> **WHAT YOU SHOULD DO**
What is needed here is an exact copy of every entry.

---------- DATA TO USE ----------

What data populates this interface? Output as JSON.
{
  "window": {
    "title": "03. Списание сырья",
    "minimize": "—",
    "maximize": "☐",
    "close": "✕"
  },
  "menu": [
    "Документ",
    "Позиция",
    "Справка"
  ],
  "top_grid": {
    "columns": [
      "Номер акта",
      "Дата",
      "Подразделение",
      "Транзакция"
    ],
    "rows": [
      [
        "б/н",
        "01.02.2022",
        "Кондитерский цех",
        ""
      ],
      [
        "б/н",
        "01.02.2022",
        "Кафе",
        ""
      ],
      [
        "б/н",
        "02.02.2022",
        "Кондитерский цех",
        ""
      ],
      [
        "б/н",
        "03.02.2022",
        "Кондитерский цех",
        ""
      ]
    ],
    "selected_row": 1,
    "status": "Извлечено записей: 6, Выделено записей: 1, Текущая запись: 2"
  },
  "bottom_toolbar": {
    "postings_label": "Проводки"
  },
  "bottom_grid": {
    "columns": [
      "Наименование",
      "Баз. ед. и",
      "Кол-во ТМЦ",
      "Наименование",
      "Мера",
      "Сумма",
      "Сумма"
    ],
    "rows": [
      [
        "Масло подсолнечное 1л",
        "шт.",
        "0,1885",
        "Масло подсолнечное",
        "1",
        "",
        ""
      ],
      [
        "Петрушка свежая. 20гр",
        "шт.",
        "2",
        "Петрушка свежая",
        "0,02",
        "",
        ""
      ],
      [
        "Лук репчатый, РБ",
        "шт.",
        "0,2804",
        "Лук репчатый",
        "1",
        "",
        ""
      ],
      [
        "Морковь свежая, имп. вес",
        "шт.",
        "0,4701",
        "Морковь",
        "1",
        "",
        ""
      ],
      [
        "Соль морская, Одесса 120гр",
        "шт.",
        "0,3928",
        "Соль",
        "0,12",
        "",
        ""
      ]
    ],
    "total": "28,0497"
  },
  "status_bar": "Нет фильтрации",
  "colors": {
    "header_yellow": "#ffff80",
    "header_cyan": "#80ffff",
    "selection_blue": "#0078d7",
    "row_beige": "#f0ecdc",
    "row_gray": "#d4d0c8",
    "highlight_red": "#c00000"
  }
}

----------

> **SOLUTION TO THIS PROBLEM**
What data populates this interface? Output as JSON.
{
  "window": {
    "title": "03. Списание сырья",
    "minimize": "—",
    "maximize": "☐",
    "close": "✕"
  },
  "menu": [
    "Документ",
    "Позиция",
    "Справка"
  ],
  "top_grid": {
    "columns": [
      "Номер акта",
      "Дата",
      "Подразделение",
      "Транзакция"
    ],
    "rows": [
      [
        "б/н",
        "01.02.2022",
        "Кондитерский цех",
        ""
      ],
      [
        "б/н",
        "01.02.2022",
        "Кафе",
        ""
      ],
      [
        "б/н",
        "02.02.2022",
        "Кондитерский цех",
        ""
      ],
      [
        "б/н",
        "03.02.2022",
        "Кондитерский цех",
        ""
      ]
    ],
    "selected_row": 1,
    "status": "Извлечено записей: 6, Выделено записей: 1, Текущая запись: 2"
  },
  "bottom_toolbar": {
    "postings_label": "Проводки"
  },
  "bottom_grid": {
    "columns": [
      "Наименование",
      "Баз. ед. и",
      "Кол-во ТМЦ",
      "Наименование",
      "Мера",
      "Сумма",
      "Сумма"
    ],
    "rows": [
      [
        "Масло подсолнечное 1л",
        "шт.",
        "0,1885",
        "Масло подсолнечное",
        "1",
        "",
        ""
      ],
      [
        "Петрушка свежая. 20гр",
        "шт.",
        "2",
        "Петрушка свежая",
        "0,02",
        "",
        ""
      ],
      [
        "Лук репчатый, РБ",
        "шт.",
        "0,2804",
        "Лук репчатый",
        "1",
        "",
        ""
      ],
      [
        "Морковь свежая, имп. вес",
        "шт.",
        "0,4701",
        "Морковь",
        "1",
        "",
        ""
      ],
      [
        "Соль морская, Одесса 120гр",
        "шт.",
        "0,3928",
        "Соль",
        "0,12",
        "",
        ""
      ]
    ],
    "total": "28,0497"
  },
  "status_bar": "Нет фильтрации",
  "colors": {
    "header_yellow": "#ffff80",
    "header_cyan": "#80ffff",
    "selection_blue": "#0078d7",
    "row_beige": "#f0ecdc",
    "row_gray": "#d4d0c8",
    "highlight_red": "#c00000"
  }
}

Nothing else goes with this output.